> [What the exercise asks] Which browsers does the forum reply below, on assigning functions to events, say the updated code seems to work in?

Re: Dynamically assigning functions with parameters to events



Biguana wrote:
Thank you for taking the time to reply.

You're welcome.

After posting I had actually updated my code so setuplinks just passes
the event and the srcElement to a function passingfunc:

Why both? Event::target (DOM Level 2 Events) and Event::srcElement (MSHTML
DOM) exist.

atags[i].onmouseover=function(event){passingfunc(event,this);};

which in turn does the work at mouseover-time:

function passingfunc(e,caller)
{
e = e || window.event;
var x = caller.id.replace('gp','tip');
eventfunc(e,x);
}

This also takes care of ie managing the events differently and seems
to work fine in ie7, firefox and safari (for windows at least).

It is unnecessarily inefficient: You have to loop through all elements, to
test each element, to create a Function object (therefore allocate memory
for it) for each matching element, and to assign the event listener for the
`mouseover' event for each matching element. Worst Case scenario is that
you have one link in a huge HTML document with many other elements that the
cursor of the pointing device (if there is any) is never moved over, and all
this was for nothing.

It is unreliable: Provided that it even works (using `onmouseover' is a
proprietary approach that is not even partially endorsed by Web standards),
the user may hover over one link before you have been able to set the event
listener for it.

However it obviously still doesn't use your event bubbling model, but
your example seems to assign the event handler in the tag, which I was
informed was wrong? (sorry, I'm a bit of a newb).

You have been misinformed (through Danny Goodman's "JavaScript Bible" by any
chance?). `onmouseover' is an attribute of the `body' element in Valid HTML
4.01 Strict, XHTML 1.0 Strict, and XHTML (Basic) 1.1, and so may appear in
its start tag. [1] It is also the most compatible (incl. IE) and so far the
less maintenance-demanding approach.

> [Provided information]
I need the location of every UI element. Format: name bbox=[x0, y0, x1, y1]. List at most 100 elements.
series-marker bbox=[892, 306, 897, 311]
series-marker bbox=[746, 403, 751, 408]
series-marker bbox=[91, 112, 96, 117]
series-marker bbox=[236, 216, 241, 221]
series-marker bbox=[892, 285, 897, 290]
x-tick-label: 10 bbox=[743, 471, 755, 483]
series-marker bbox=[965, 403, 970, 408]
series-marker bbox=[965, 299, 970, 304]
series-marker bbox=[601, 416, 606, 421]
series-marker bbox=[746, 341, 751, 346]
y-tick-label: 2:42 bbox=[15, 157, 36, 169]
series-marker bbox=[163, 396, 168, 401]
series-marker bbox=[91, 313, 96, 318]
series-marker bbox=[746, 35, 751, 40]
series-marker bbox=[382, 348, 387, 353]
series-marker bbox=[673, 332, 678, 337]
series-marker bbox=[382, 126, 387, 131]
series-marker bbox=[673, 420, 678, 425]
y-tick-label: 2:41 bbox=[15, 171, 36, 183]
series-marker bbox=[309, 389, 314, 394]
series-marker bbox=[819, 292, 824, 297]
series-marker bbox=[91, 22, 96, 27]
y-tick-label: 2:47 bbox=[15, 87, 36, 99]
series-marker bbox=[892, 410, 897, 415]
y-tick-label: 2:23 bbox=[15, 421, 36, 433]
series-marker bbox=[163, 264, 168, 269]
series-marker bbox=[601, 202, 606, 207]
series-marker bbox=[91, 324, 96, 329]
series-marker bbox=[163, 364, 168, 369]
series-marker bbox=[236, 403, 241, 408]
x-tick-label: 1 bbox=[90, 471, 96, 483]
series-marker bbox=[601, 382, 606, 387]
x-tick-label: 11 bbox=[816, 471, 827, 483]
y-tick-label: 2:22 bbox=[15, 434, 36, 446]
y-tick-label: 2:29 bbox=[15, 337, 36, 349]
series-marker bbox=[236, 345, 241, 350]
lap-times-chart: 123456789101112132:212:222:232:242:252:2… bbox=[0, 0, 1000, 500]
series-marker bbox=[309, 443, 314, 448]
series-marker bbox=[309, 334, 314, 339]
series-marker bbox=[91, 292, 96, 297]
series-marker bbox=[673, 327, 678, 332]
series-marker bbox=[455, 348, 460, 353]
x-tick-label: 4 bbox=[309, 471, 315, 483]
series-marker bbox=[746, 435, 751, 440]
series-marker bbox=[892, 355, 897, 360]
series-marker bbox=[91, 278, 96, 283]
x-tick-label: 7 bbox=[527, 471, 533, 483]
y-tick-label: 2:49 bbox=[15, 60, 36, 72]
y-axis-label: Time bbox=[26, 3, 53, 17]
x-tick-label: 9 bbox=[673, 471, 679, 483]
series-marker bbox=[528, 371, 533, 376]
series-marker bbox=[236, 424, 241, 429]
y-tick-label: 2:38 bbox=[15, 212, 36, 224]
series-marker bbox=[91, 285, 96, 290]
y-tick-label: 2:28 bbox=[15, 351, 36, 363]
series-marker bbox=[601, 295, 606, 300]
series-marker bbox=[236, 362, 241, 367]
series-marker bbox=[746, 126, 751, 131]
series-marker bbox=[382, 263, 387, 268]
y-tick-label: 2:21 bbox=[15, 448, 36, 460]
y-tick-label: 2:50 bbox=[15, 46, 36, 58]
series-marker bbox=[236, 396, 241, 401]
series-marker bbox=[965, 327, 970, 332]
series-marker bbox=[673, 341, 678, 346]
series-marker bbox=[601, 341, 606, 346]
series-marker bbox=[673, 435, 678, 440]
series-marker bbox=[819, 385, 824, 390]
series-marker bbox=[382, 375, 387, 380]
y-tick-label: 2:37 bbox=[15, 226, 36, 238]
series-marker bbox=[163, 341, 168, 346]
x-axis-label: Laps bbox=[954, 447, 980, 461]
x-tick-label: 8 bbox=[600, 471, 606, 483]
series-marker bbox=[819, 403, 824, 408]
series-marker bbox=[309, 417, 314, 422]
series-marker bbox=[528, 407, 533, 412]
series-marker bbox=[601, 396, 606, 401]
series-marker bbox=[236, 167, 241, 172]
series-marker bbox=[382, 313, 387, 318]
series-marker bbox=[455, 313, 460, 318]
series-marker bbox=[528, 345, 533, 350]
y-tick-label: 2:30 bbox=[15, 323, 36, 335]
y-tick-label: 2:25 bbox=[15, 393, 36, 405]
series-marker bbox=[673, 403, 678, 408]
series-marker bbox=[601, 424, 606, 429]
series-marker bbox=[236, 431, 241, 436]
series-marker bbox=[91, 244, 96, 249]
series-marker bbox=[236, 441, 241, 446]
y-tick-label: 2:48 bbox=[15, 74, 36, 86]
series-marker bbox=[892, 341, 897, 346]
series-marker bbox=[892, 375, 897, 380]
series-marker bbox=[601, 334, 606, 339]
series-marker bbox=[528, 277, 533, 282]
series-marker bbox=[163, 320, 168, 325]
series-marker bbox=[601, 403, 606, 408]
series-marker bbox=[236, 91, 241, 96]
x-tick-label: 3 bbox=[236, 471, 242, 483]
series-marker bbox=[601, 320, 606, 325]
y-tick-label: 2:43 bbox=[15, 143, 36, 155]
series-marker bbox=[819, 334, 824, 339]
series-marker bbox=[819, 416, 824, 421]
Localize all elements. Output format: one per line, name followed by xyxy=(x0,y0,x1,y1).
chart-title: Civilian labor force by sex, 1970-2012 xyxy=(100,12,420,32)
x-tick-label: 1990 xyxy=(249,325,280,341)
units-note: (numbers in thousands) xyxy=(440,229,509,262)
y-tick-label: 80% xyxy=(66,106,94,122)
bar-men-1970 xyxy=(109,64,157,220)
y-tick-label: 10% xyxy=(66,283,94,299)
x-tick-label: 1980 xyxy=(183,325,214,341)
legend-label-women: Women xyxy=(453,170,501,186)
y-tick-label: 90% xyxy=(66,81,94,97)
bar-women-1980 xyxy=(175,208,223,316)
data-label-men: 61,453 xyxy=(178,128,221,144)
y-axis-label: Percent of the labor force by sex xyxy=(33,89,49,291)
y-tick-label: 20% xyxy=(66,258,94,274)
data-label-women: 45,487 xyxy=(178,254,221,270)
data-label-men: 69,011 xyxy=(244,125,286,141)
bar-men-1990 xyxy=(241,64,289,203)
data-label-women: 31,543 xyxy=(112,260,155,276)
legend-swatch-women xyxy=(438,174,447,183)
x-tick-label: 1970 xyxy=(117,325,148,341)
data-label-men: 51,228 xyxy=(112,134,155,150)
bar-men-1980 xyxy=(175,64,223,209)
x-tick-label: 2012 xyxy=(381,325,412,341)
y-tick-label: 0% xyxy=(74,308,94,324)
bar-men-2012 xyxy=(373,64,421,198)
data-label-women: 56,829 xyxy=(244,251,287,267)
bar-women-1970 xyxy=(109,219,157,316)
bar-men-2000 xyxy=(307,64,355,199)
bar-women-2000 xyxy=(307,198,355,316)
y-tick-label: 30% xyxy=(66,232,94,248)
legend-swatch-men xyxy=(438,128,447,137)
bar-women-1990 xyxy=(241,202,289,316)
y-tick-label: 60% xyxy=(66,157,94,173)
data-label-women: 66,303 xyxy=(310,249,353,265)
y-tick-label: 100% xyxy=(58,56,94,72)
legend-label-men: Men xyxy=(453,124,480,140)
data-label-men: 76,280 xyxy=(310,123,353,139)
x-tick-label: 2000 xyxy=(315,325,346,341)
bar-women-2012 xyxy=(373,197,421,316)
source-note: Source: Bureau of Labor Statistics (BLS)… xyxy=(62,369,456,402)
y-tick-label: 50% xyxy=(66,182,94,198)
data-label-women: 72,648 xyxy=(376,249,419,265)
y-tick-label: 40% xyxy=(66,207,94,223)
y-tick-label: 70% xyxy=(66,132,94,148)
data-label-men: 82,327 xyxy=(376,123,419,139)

> [Expected output] ie7, firefox and safari